= WHAT IS NEEDED =
Reproduce the records below exactly, leaving out any pictures.

= DATASET ENTRIES =
>> start

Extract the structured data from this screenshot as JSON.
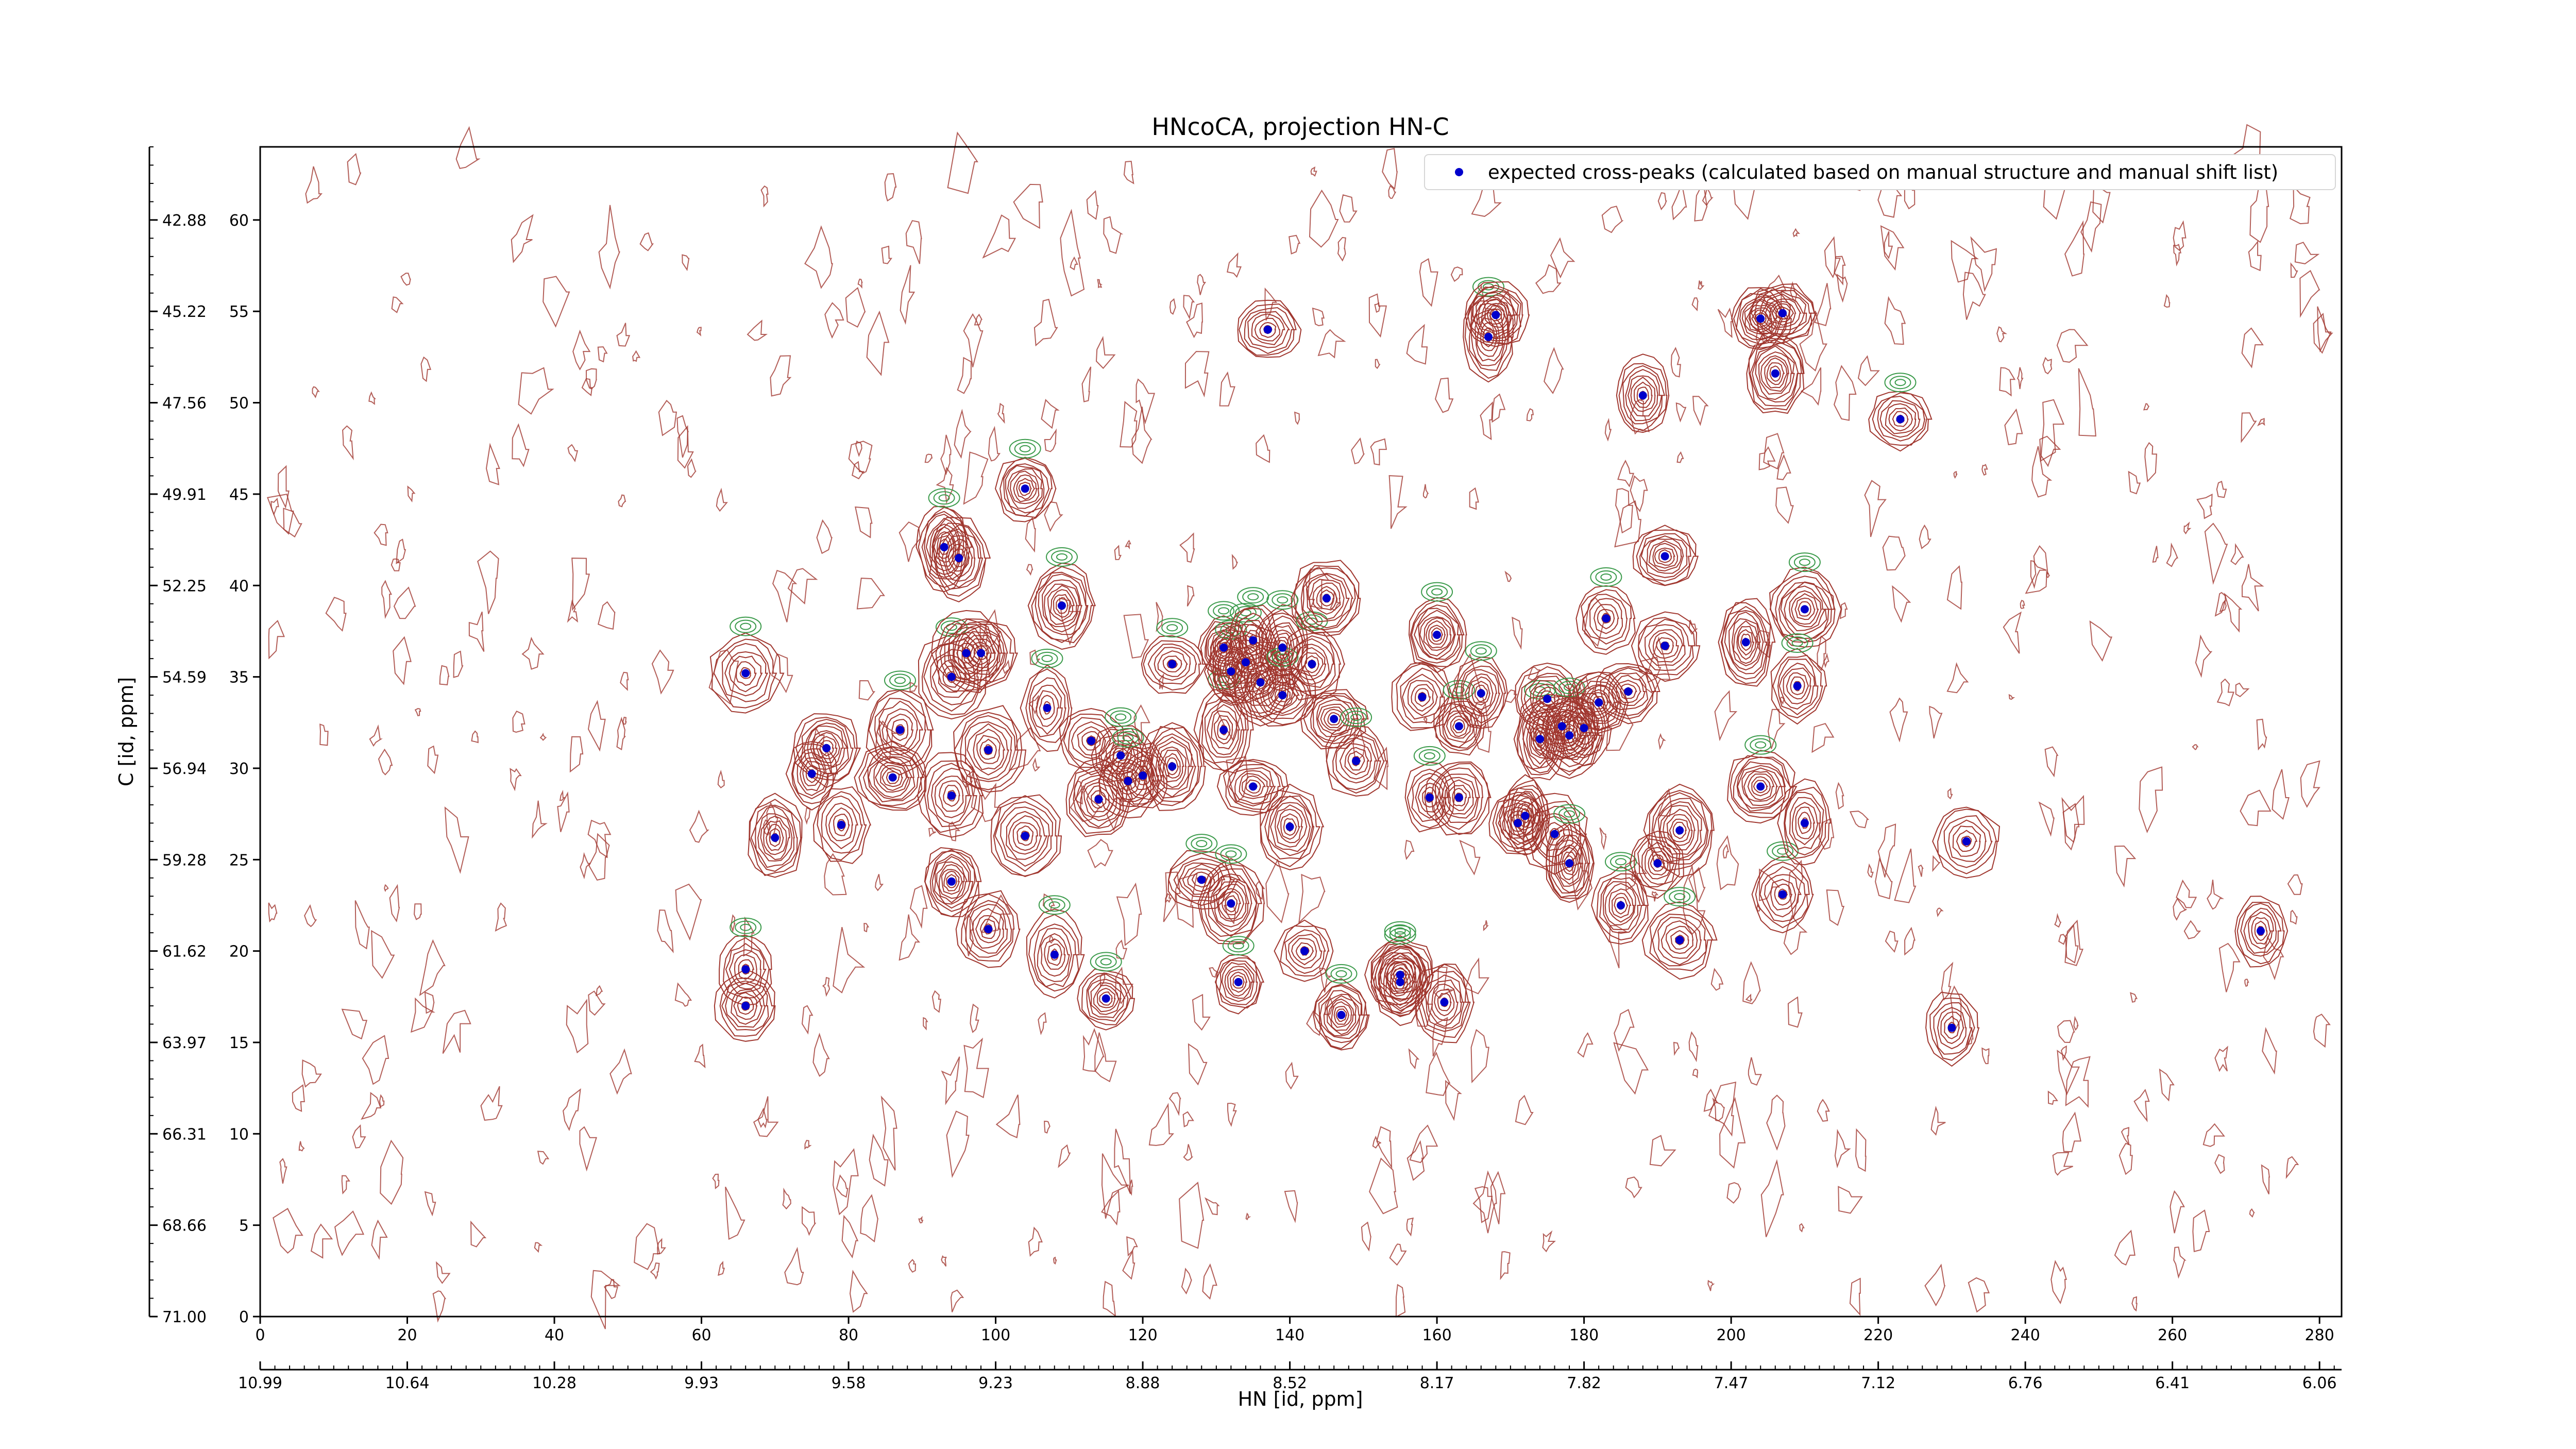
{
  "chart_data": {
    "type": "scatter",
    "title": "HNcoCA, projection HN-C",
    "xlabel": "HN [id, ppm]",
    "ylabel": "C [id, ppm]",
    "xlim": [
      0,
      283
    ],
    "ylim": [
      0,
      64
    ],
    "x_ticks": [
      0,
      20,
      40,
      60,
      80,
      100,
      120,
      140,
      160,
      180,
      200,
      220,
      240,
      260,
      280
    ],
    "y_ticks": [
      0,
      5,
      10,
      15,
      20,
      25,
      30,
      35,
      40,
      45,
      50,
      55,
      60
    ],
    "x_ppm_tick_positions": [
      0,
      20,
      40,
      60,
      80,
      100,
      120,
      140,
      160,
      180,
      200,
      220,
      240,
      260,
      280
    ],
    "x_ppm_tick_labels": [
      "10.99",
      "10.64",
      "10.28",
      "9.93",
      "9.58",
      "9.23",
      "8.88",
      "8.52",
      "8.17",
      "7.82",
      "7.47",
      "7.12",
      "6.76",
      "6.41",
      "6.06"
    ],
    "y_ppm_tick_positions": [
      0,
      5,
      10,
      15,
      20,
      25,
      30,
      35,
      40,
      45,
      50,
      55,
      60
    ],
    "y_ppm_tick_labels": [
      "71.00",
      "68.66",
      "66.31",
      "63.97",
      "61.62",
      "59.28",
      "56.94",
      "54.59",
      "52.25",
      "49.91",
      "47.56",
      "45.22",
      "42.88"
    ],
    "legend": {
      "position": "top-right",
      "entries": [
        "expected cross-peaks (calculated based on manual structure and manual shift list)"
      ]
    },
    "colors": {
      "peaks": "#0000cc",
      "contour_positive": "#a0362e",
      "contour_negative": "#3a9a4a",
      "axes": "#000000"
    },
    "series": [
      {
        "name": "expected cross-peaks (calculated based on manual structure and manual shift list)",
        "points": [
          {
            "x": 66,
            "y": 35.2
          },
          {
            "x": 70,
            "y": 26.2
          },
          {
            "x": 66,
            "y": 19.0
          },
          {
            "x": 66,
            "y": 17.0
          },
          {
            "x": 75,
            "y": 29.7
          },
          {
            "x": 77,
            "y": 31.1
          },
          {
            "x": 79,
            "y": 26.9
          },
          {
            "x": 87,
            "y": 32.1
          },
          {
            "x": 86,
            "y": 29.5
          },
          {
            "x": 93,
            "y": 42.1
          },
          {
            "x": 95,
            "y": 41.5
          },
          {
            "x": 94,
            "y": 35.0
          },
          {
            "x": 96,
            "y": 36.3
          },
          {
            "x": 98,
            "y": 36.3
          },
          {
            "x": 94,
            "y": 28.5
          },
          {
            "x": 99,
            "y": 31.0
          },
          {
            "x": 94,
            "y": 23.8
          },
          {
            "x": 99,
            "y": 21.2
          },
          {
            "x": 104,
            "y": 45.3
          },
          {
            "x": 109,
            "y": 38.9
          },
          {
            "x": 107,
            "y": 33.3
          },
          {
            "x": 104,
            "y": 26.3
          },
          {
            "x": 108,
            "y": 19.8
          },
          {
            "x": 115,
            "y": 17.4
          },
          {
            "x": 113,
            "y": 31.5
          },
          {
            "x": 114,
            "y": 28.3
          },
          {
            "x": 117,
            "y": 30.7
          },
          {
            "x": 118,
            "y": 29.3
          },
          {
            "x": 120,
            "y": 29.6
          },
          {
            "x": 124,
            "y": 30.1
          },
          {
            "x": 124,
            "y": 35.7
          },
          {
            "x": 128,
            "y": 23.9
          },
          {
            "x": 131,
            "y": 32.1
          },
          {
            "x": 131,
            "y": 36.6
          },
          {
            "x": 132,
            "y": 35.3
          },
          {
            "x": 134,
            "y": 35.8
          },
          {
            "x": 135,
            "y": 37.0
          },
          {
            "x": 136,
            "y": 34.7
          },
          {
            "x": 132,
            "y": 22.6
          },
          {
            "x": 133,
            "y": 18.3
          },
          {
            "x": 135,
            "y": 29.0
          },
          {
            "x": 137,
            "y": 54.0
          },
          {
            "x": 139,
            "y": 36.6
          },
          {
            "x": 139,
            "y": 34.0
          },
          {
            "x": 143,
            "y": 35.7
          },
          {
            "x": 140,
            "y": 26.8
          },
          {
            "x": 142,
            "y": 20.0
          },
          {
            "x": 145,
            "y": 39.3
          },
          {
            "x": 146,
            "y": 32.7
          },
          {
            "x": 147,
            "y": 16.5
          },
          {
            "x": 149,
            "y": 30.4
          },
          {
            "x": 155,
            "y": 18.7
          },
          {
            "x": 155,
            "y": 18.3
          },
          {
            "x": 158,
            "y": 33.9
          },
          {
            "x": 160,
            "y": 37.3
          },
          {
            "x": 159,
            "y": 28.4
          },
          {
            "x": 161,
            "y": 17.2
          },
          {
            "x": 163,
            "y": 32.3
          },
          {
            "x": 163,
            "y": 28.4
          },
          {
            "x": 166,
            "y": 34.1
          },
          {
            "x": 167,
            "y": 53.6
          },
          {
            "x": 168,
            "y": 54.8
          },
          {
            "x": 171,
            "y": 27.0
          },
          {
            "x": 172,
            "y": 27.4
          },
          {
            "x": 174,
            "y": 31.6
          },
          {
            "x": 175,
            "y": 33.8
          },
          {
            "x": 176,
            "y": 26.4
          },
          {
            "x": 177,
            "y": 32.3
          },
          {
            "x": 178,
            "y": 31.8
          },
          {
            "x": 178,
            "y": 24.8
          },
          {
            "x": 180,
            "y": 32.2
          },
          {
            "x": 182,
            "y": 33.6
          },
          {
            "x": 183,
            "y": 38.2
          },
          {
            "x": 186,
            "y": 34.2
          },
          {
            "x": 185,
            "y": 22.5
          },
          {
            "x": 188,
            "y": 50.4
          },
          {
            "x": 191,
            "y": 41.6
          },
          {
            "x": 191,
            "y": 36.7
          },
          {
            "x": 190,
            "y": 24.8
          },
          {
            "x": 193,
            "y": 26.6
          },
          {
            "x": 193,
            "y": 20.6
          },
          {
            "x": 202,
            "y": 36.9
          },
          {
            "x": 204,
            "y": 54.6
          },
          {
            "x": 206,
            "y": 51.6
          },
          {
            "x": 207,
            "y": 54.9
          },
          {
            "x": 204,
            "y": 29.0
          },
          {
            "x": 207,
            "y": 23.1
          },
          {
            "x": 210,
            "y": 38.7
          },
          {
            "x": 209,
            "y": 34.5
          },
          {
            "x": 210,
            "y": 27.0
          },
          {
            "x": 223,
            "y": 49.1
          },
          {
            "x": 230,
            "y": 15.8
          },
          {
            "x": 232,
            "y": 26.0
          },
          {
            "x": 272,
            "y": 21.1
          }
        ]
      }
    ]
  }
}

>> end

= TASK RESULT =
Extract the structured data from this screenshot as JSON.
{
  "chart_data": {
    "type": "scatter",
    "title": "HNcoCA, projection HN-C",
    "xlabel": "HN [id, ppm]",
    "ylabel": "C [id, ppm]",
    "xlim": [
      0,
      283
    ],
    "ylim": [
      0,
      64
    ],
    "x_ticks": [
      0,
      20,
      40,
      60,
      80,
      100,
      120,
      140,
      160,
      180,
      200,
      220,
      240,
      260,
      280
    ],
    "y_ticks": [
      0,
      5,
      10,
      15,
      20,
      25,
      30,
      35,
      40,
      45,
      50,
      55,
      60
    ],
    "x_ppm_tick_positions": [
      0,
      20,
      40,
      60,
      80,
      100,
      120,
      140,
      160,
      180,
      200,
      220,
      240,
      260,
      280
    ],
    "x_ppm_tick_labels": [
      "10.99",
      "10.64",
      "10.28",
      "9.93",
      "9.58",
      "9.23",
      "8.88",
      "8.52",
      "8.17",
      "7.82",
      "7.47",
      "7.12",
      "6.76",
      "6.41",
      "6.06"
    ],
    "y_ppm_tick_positions": [
      0,
      5,
      10,
      15,
      20,
      25,
      30,
      35,
      40,
      45,
      50,
      55,
      60
    ],
    "y_ppm_tick_labels": [
      "71.00",
      "68.66",
      "66.31",
      "63.97",
      "61.62",
      "59.28",
      "56.94",
      "54.59",
      "52.25",
      "49.91",
      "47.56",
      "45.22",
      "42.88"
    ],
    "legend": {
      "position": "top-right",
      "entries": [
        "expected cross-peaks (calculated based on manual structure and manual shift list)"
      ]
    },
    "colors": {
      "peaks": "#0000cc",
      "contour_positive": "#a0362e",
      "contour_negative": "#3a9a4a",
      "axes": "#000000"
    },
    "series": [
      {
        "name": "expected cross-peaks (calculated based on manual structure and manual shift list)",
        "points": [
          {
            "x": 66,
            "y": 35.2
          },
          {
            "x": 70,
            "y": 26.2
          },
          {
            "x": 66,
            "y": 19.0
          },
          {
            "x": 66,
            "y": 17.0
          },
          {
            "x": 75,
            "y": 29.7
          },
          {
            "x": 77,
            "y": 31.1
          },
          {
            "x": 79,
            "y": 26.9
          },
          {
            "x": 87,
            "y": 32.1
          },
          {
            "x": 86,
            "y": 29.5
          },
          {
            "x": 93,
            "y": 42.1
          },
          {
            "x": 95,
            "y": 41.5
          },
          {
            "x": 94,
            "y": 35.0
          },
          {
            "x": 96,
            "y": 36.3
          },
          {
            "x": 98,
            "y": 36.3
          },
          {
            "x": 94,
            "y": 28.5
          },
          {
            "x": 99,
            "y": 31.0
          },
          {
            "x": 94,
            "y": 23.8
          },
          {
            "x": 99,
            "y": 21.2
          },
          {
            "x": 104,
            "y": 45.3
          },
          {
            "x": 109,
            "y": 38.9
          },
          {
            "x": 107,
            "y": 33.3
          },
          {
            "x": 104,
            "y": 26.3
          },
          {
            "x": 108,
            "y": 19.8
          },
          {
            "x": 115,
            "y": 17.4
          },
          {
            "x": 113,
            "y": 31.5
          },
          {
            "x": 114,
            "y": 28.3
          },
          {
            "x": 117,
            "y": 30.7
          },
          {
            "x": 118,
            "y": 29.3
          },
          {
            "x": 120,
            "y": 29.6
          },
          {
            "x": 124,
            "y": 30.1
          },
          {
            "x": 124,
            "y": 35.7
          },
          {
            "x": 128,
            "y": 23.9
          },
          {
            "x": 131,
            "y": 32.1
          },
          {
            "x": 131,
            "y": 36.6
          },
          {
            "x": 132,
            "y": 35.3
          },
          {
            "x": 134,
            "y": 35.8
          },
          {
            "x": 135,
            "y": 37.0
          },
          {
            "x": 136,
            "y": 34.7
          },
          {
            "x": 132,
            "y": 22.6
          },
          {
            "x": 133,
            "y": 18.3
          },
          {
            "x": 135,
            "y": 29.0
          },
          {
            "x": 137,
            "y": 54.0
          },
          {
            "x": 139,
            "y": 36.6
          },
          {
            "x": 139,
            "y": 34.0
          },
          {
            "x": 143,
            "y": 35.7
          },
          {
            "x": 140,
            "y": 26.8
          },
          {
            "x": 142,
            "y": 20.0
          },
          {
            "x": 145,
            "y": 39.3
          },
          {
            "x": 146,
            "y": 32.7
          },
          {
            "x": 147,
            "y": 16.5
          },
          {
            "x": 149,
            "y": 30.4
          },
          {
            "x": 155,
            "y": 18.7
          },
          {
            "x": 155,
            "y": 18.3
          },
          {
            "x": 158,
            "y": 33.9
          },
          {
            "x": 160,
            "y": 37.3
          },
          {
            "x": 159,
            "y": 28.4
          },
          {
            "x": 161,
            "y": 17.2
          },
          {
            "x": 163,
            "y": 32.3
          },
          {
            "x": 163,
            "y": 28.4
          },
          {
            "x": 166,
            "y": 34.1
          },
          {
            "x": 167,
            "y": 53.6
          },
          {
            "x": 168,
            "y": 54.8
          },
          {
            "x": 171,
            "y": 27.0
          },
          {
            "x": 172,
            "y": 27.4
          },
          {
            "x": 174,
            "y": 31.6
          },
          {
            "x": 175,
            "y": 33.8
          },
          {
            "x": 176,
            "y": 26.4
          },
          {
            "x": 177,
            "y": 32.3
          },
          {
            "x": 178,
            "y": 31.8
          },
          {
            "x": 178,
            "y": 24.8
          },
          {
            "x": 180,
            "y": 32.2
          },
          {
            "x": 182,
            "y": 33.6
          },
          {
            "x": 183,
            "y": 38.2
          },
          {
            "x": 186,
            "y": 34.2
          },
          {
            "x": 185,
            "y": 22.5
          },
          {
            "x": 188,
            "y": 50.4
          },
          {
            "x": 191,
            "y": 41.6
          },
          {
            "x": 191,
            "y": 36.7
          },
          {
            "x": 190,
            "y": 24.8
          },
          {
            "x": 193,
            "y": 26.6
          },
          {
            "x": 193,
            "y": 20.6
          },
          {
            "x": 202,
            "y": 36.9
          },
          {
            "x": 204,
            "y": 54.6
          },
          {
            "x": 206,
            "y": 51.6
          },
          {
            "x": 207,
            "y": 54.9
          },
          {
            "x": 204,
            "y": 29.0
          },
          {
            "x": 207,
            "y": 23.1
          },
          {
            "x": 210,
            "y": 38.7
          },
          {
            "x": 209,
            "y": 34.5
          },
          {
            "x": 210,
            "y": 27.0
          },
          {
            "x": 223,
            "y": 49.1
          },
          {
            "x": 230,
            "y": 15.8
          },
          {
            "x": 232,
            "y": 26.0
          },
          {
            "x": 272,
            "y": 21.1
          }
        ]
      }
    ]
  }
}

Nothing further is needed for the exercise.